Begin
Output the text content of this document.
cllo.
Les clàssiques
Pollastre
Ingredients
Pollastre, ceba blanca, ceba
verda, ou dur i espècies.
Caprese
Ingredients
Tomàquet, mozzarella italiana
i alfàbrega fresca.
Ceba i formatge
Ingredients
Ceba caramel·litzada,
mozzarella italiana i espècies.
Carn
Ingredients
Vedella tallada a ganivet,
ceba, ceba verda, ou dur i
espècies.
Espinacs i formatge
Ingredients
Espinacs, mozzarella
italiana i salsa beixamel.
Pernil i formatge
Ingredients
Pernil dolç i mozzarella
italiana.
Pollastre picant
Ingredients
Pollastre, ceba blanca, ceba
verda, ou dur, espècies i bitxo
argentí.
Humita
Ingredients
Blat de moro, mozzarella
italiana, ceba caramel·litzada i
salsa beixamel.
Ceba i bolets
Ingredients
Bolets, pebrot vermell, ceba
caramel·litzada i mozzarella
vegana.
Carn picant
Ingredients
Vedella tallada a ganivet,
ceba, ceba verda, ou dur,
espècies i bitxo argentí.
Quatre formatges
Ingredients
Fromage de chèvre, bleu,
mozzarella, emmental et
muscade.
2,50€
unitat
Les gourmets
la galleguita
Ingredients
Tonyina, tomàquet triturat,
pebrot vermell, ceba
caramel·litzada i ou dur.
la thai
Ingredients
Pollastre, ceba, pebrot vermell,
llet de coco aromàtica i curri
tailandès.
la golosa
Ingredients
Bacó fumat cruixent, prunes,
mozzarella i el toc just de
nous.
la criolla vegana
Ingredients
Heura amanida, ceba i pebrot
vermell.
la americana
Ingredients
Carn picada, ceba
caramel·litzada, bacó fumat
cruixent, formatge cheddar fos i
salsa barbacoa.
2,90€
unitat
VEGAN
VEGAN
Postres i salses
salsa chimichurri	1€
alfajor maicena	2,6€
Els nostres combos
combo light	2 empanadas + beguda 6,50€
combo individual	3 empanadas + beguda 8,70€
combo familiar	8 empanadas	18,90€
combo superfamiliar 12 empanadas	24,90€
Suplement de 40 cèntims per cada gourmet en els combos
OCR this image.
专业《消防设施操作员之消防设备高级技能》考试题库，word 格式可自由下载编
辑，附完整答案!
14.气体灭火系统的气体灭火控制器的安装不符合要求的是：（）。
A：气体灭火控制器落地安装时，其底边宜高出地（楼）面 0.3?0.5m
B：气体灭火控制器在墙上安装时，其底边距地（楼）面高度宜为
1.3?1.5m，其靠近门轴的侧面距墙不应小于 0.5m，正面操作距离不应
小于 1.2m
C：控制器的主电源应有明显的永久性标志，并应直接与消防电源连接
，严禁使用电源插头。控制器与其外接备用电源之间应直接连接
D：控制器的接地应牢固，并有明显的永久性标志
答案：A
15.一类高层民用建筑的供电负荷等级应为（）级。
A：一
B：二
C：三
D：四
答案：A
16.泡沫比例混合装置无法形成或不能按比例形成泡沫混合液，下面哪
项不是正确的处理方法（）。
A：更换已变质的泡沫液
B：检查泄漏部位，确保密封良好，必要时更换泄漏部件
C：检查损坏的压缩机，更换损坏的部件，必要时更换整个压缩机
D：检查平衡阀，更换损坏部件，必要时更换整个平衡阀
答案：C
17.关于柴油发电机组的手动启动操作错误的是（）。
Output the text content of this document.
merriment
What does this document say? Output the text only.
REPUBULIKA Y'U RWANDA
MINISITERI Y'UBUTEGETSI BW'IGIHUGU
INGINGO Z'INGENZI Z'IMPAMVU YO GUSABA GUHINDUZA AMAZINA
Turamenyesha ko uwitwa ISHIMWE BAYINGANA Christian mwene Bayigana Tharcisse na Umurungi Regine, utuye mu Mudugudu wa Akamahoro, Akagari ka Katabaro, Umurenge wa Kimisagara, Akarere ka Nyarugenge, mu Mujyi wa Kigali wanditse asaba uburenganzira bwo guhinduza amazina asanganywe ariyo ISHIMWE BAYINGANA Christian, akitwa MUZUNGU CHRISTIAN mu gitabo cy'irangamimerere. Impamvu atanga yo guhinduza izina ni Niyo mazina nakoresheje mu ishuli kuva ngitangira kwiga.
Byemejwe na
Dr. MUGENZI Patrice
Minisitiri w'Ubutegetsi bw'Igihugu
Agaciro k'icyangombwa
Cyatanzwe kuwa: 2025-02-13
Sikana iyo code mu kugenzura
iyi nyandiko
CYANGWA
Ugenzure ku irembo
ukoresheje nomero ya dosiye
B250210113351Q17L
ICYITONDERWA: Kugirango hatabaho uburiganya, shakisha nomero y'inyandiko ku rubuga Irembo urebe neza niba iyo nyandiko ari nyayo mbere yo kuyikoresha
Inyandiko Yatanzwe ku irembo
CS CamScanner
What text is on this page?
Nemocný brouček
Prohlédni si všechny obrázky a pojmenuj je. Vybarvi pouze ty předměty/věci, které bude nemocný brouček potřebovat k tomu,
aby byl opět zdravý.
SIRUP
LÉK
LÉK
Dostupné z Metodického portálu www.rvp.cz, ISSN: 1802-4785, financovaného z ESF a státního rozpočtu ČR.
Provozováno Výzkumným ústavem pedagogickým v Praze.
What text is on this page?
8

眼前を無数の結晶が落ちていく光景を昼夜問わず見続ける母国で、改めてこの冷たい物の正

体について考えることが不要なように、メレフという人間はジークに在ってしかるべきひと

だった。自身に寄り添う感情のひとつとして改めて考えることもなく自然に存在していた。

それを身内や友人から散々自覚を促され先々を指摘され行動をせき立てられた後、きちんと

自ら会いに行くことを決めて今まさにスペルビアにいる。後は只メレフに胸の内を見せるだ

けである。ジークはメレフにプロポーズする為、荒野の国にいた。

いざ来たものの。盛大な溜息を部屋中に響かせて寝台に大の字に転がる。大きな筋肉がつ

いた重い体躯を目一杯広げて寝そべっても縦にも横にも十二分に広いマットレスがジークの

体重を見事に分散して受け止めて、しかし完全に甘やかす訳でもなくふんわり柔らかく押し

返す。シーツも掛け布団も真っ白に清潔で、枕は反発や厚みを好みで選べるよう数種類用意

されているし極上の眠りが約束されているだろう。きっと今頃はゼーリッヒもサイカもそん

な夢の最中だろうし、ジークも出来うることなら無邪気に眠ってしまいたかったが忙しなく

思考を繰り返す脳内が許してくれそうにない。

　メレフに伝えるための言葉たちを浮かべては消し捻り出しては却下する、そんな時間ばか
End
Set problem →
Return all of the entries exactly as written.

Answer to the problem →
Output the text content of this document.
cllo.
Les clàssiques
Pollastre
Ingredients
Pollastre, ceba blanca, ceba
verda, ou dur i espècies.
Caprese
Ingredients
Tomàquet, mozzarella italiana
i alfàbrega fresca.
Ceba i formatge
Ingredients
Ceba caramel·litzada,
mozzarella italiana i espècies.
Carn
Ingredients
Vedella tallada a ganivet,
ceba, ceba verda, ou dur i
espècies.
Espinacs i formatge
Ingredients
Espinacs, mozzarella
italiana i salsa beixamel.
Pernil i formatge
Ingredients
Pernil dolç i mozzarella
italiana.
Pollastre picant
Ingredients
Pollastre, ceba blanca, ceba
verda, ou dur, espècies i bitxo
argentí.
Humita
Ingredients
Blat de moro, mozzarella
italiana, ceba caramel·litzada i
salsa beixamel.
Ceba i bolets
Ingredients
Bolets, pebrot vermell, ceba
caramel·litzada i mozzarella
vegana.
Carn picant
Ingredients
Vedella tallada a ganivet,
ceba, ceba verda, ou dur,
espècies i bitxo argentí.
Quatre formatges
Ingredients
Fromage de chèvre, bleu,
mozzarella, emmental et
muscade.
2,50€
unitat
Les gourmets
la galleguita
Ingredients
Tonyina, tomàquet triturat,
pebrot vermell, ceba
caramel·litzada i ou dur.
la thai
Ingredients
Pollastre, ceba, pebrot vermell,
llet de coco aromàtica i curri
tailandès.
la golosa
Ingredients
Bacó fumat cruixent, prunes,
mozzarella i el toc just de
nous.
la criolla vegana
Ingredients
Heura amanida, ceba i pebrot
vermell.
la americana
Ingredients
Carn picada, ceba
caramel·litzada, bacó fumat
cruixent, formatge cheddar fos i
salsa barbacoa.
2,90€
unitat
VEGAN
VEGAN
Postres i salses
salsa chimichurri	1€
alfajor maicena	2,6€
Els nostres combos
combo light	2 empanadas + beguda 6,50€
combo individual	3 empanadas + beguda 8,70€
combo familiar	8 empanadas	18,90€
combo superfamiliar 12 empanadas	24,90€
Suplement de 40 cèntims per cada gourmet en els combos
OCR this image.
专业《消防设施操作员之消防设备高级技能》考试题库，word 格式可自由下载编
辑，附完整答案!
14.气体灭火系统的气体灭火控制器的安装不符合要求的是：（）。
A：气体灭火控制器落地安装时，其底边宜高出地（楼）面 0.3?0.5m
B：气体灭火控制器在墙上安装时，其底边距地（楼）面高度宜为
1.3?1.5m，其靠近门轴的侧面距墙不应小于 0.5m，正面操作距离不应
小于 1.2m
C：控制器的主电源应有明显的永久性标志，并应直接与消防电源连接
，严禁使用电源插头。控制器与其外接备用电源之间应直接连接
D：控制器的接地应牢固，并有明显的永久性标志
答案：A
15.一类高层民用建筑的供电负荷等级应为（）级。
A：一
B：二
C：三
D：四
答案：A
16.泡沫比例混合装置无法形成或不能按比例形成泡沫混合液，下面哪
项不是正确的处理方法（）。
A：更换已变质的泡沫液
B：检查泄漏部位，确保密封良好，必要时更换泄漏部件
C：检查损坏的压缩机，更换损坏的部件，必要时更换整个压缩机
D：检查平衡阀，更换损坏部件，必要时更换整个平衡阀
答案：C
17.关于柴油发电机组的手动启动操作错误的是（）。
Output the text content of this document.
merriment
What does this document say? Output the text only.
REPUBULIKA Y'U RWANDA
MINISITERI Y'UBUTEGETSI BW'IGIHUGU
INGINGO Z'INGENZI Z'IMPAMVU YO GUSABA GUHINDUZA AMAZINA
Turamenyesha ko uwitwa ISHIMWE BAYINGANA Christian mwene Bayigana Tharcisse na Umurungi Regine, utuye mu Mudugudu wa Akamahoro, Akagari ka Katabaro, Umurenge wa Kimisagara, Akarere ka Nyarugenge, mu Mujyi wa Kigali wanditse asaba uburenganzira bwo guhinduza amazina asanganywe ariyo ISHIMWE BAYINGANA Christian, akitwa MUZUNGU CHRISTIAN mu gitabo cy'irangamimerere. Impamvu atanga yo guhinduza izina ni Niyo mazina nakoresheje mu ishuli kuva ngitangira kwiga.
Byemejwe na
Dr. MUGENZI Patrice
Minisitiri w'Ubutegetsi bw'Igihugu
Agaciro k'icyangombwa
Cyatanzwe kuwa: 2025-02-13
Sikana iyo code mu kugenzura
iyi nyandiko
CYANGWA
Ugenzure ku irembo
ukoresheje nomero ya dosiye
B250210113351Q17L
ICYITONDERWA: Kugirango hatabaho uburiganya, shakisha nomero y'inyandiko ku rubuga Irembo urebe neza niba iyo nyandiko ari nyayo mbere yo kuyikoresha
Inyandiko Yatanzwe ku irembo
CS CamScanner
What text is on this page?
Nemocný brouček
Prohlédni si všechny obrázky a pojmenuj je. Vybarvi pouze ty předměty/věci, které bude nemocný brouček potřebovat k tomu,
aby byl opět zdravý.
SIRUP
LÉK
LÉK
Dostupné z Metodického portálu www.rvp.cz, ISSN: 1802-4785, financovaného z ESF a státního rozpočtu ČR.
Provozováno Výzkumným ústavem pedagogickým v Praze.
What text is on this page?
8

眼前を無数の結晶が落ちていく光景を昼夜問わず見続ける母国で、改めてこの冷たい物の正

体について考えることが不要なように、メレフという人間はジークに在ってしかるべきひと

だった。自身に寄り添う感情のひとつとして改めて考えることもなく自然に存在していた。

それを身内や友人から散々自覚を促され先々を指摘され行動をせき立てられた後、きちんと

自ら会いに行くことを決めて今まさにスペルビアにいる。後は只メレフに胸の内を見せるだ

けである。ジークはメレフにプロポーズする為、荒野の国にいた。

いざ来たものの。盛大な溜息を部屋中に響かせて寝台に大の字に転がる。大きな筋肉がつ

いた重い体躯を目一杯広げて寝そべっても縦にも横にも十二分に広いマットレスがジークの

体重を見事に分散して受け止めて、しかし完全に甘やかす訳でもなくふんわり柔らかく押し

返す。シーツも掛け布団も真っ白に清潔で、枕は反発や厚みを好みで選べるよう数種類用意

されているし極上の眠りが約束されているだろう。きっと今頃はゼーリッヒもサイカもそん

な夢の最中だろうし、ジークも出来うることなら無邪気に眠ってしまいたかったが忙しなく

思考を繰り返す脳内が許してくれそうにない。

　メレフに伝えるための言葉たちを浮かべては消し捻り出しては却下する、そんな時間ばか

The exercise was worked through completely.